## Task brief
Give back all the data exactly, line by line.

++++ Provided entries ++++

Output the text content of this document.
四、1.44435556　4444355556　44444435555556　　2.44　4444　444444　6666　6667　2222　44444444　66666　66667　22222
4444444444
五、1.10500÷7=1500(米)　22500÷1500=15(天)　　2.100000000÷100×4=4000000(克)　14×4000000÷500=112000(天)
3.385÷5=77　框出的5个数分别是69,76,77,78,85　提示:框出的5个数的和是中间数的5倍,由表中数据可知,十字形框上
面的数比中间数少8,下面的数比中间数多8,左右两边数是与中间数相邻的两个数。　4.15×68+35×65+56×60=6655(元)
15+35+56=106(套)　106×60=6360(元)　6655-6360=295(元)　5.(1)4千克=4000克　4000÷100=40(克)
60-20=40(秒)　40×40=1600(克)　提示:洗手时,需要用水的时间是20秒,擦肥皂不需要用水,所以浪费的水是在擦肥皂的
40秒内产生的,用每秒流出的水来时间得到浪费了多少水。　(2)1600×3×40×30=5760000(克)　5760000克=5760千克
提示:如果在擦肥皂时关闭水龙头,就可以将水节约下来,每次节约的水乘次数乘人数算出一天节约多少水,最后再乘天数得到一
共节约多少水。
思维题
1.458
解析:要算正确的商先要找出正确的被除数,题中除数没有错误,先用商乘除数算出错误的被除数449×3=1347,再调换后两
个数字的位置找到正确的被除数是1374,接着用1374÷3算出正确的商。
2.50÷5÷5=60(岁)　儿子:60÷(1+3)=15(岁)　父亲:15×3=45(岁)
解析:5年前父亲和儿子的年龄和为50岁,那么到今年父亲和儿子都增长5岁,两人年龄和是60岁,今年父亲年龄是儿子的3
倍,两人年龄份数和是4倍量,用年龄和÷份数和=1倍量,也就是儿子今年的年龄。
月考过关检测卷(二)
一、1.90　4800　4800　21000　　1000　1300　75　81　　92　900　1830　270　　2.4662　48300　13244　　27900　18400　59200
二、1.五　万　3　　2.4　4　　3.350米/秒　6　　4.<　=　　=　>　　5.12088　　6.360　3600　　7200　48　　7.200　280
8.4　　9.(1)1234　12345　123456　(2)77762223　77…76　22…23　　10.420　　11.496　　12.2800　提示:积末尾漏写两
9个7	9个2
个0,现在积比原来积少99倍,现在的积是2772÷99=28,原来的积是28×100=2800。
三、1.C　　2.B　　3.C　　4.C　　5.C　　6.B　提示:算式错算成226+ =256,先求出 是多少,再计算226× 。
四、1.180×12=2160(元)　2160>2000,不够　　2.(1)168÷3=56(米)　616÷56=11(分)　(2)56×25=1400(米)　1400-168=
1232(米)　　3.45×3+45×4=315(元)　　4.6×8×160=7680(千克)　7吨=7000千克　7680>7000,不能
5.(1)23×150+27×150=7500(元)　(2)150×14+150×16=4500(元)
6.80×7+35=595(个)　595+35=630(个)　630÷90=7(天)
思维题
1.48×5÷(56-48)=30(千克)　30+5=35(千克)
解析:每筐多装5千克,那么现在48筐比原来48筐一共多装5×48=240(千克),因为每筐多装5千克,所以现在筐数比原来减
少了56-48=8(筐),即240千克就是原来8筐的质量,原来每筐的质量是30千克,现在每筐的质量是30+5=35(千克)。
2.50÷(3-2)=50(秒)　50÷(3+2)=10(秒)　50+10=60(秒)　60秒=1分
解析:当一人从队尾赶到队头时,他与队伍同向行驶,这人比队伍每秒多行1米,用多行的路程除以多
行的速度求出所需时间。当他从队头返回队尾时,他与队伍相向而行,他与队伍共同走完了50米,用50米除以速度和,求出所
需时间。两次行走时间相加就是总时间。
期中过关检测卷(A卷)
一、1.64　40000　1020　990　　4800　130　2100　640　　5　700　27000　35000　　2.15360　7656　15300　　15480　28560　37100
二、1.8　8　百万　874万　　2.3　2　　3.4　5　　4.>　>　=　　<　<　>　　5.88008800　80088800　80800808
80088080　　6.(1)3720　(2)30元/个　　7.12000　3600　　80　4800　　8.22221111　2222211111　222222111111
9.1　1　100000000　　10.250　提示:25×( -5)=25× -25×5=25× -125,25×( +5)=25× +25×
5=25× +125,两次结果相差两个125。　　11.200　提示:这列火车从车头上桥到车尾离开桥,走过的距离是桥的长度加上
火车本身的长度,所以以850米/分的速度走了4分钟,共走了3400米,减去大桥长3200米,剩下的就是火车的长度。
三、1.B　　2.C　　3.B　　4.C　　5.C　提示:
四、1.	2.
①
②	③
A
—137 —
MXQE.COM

++++

## Complete answer
Output the text content of this document.
四、1.44435556　4444355556　44444435555556　　2.44　4444　444444　6666　6667　2222　44444444　66666　66667　22222
4444444444
五、1.10500÷7=1500(米)　22500÷1500=15(天)　　2.100000000÷100×4=4000000(克)　14×4000000÷500=112000(天)
3.385÷5=77　框出的5个数分别是69,76,77,78,85　提示:框出的5个数的和是中间数的5倍,由表中数据可知,十字形框上
面的数比中间数少8,下面的数比中间数多8,左右两边数是与中间数相邻的两个数。　4.15×68+35×65+56×60=6655(元)
15+35+56=106(套)　106×60=6360(元)　6655-6360=295(元)　5.(1)4千克=4000克　4000÷100=40(克)
60-20=40(秒)　40×40=1600(克)　提示:洗手时,需要用水的时间是20秒,擦肥皂不需要用水,所以浪费的水是在擦肥皂的
40秒内产生的,用每秒流出的水来时间得到浪费了多少水。　(2)1600×3×40×30=5760000(克)　5760000克=5760千克
提示:如果在擦肥皂时关闭水龙头,就可以将水节约下来,每次节约的水乘次数乘人数算出一天节约多少水,最后再乘天数得到一
共节约多少水。
思维题
1.458
解析:要算正确的商先要找出正确的被除数,题中除数没有错误,先用商乘除数算出错误的被除数449×3=1347,再调换后两
个数字的位置找到正确的被除数是1374,接着用1374÷3算出正确的商。
2.50÷5÷5=60(岁)　儿子:60÷(1+3)=15(岁)　父亲:15×3=45(岁)
解析:5年前父亲和儿子的年龄和为50岁,那么到今年父亲和儿子都增长5岁,两人年龄和是60岁,今年父亲年龄是儿子的3
倍,两人年龄份数和是4倍量,用年龄和÷份数和=1倍量,也就是儿子今年的年龄。
月考过关检测卷(二)
一、1.90　4800　4800　21000　　1000　1300　75　81　　92　900　1830　270　　2.4662　48300　13244　　27900　18400　59200
二、1.五　万　3　　2.4　4　　3.350米/秒　6　　4.<　=　　=　>　　5.12088　　6.360　3600　　7200　48　　7.200　280
8.4　　9.(1)1234　12345　123456　(2)77762223　77…76　22…23　　10.420　　11.496　　12.2800　提示:积末尾漏写两
9个7	9个2
个0,现在积比原来积少99倍,现在的积是2772÷99=28,原来的积是28×100=2800。
三、1.C　　2.B　　3.C　　4.C　　5.C　　6.B　提示:算式错算成226+ =256,先求出 是多少,再计算226× 。
四、1.180×12=2160(元)　2160>2000,不够　　2.(1)168÷3=56(米)　616÷56=11(分)　(2)56×25=1400(米)　1400-168=
1232(米)　　3.45×3+45×4=315(元)　　4.6×8×160=7680(千克)　7吨=7000千克　7680>7000,不能
5.(1)23×150+27×150=7500(元)　(2)150×14+150×16=4500(元)
6.80×7+35=595(个)　595+35=630(个)　630÷90=7(天)
思维题
1.48×5÷(56-48)=30(千克)　30+5=35(千克)
解析:每筐多装5千克,那么现在48筐比原来48筐一共多装5×48=240(千克),因为每筐多装5千克,所以现在筐数比原来减
少了56-48=8(筐),即240千克就是原来8筐的质量,原来每筐的质量是30千克,现在每筐的质量是30+5=35(千克)。
2.50÷(3-2)=50(秒)　50÷(3+2)=10(秒)　50+10=60(秒)　60秒=1分
解析:当一人从队尾赶到队头时,他与队伍同向行驶,这人比队伍每秒多行1米,用多行的路程除以多
行的速度求出所需时间。当他从队头返回队尾时,他与队伍相向而行,他与队伍共同走完了50米,用50米除以速度和,求出所
需时间。两次行走时间相加就是总时间。
期中过关检测卷(A卷)
一、1.64　40000　1020　990　　4800　130　2100　640　　5　700　27000　35000　　2.15360　7656　15300　　15480　28560　37100
二、1.8　8　百万　874万　　2.3　2　　3.4　5　　4.>　>　=　　<　<　>　　5.88008800　80088800　80800808
80088080　　6.(1)3720　(2)30元/个　　7.12000　3600　　80　4800　　8.22221111　2222211111　222222111111
9.1　1　100000000　　10.250　提示:25×( -5)=25× -25×5=25× -125,25×( +5)=25× +25×
5=25× +125,两次结果相差两个125。　　11.200　提示:这列火车从车头上桥到车尾离开桥,走过的距离是桥的长度加上
火车本身的长度,所以以850米/分的速度走了4分钟,共走了3400米,减去大桥长3200米,剩下的就是火车的长度。
三、1.B　　2.C　　3.B　　4.C　　5.C　提示:
四、1.	2.
①
②	③
A
—137 —
MXQE.COM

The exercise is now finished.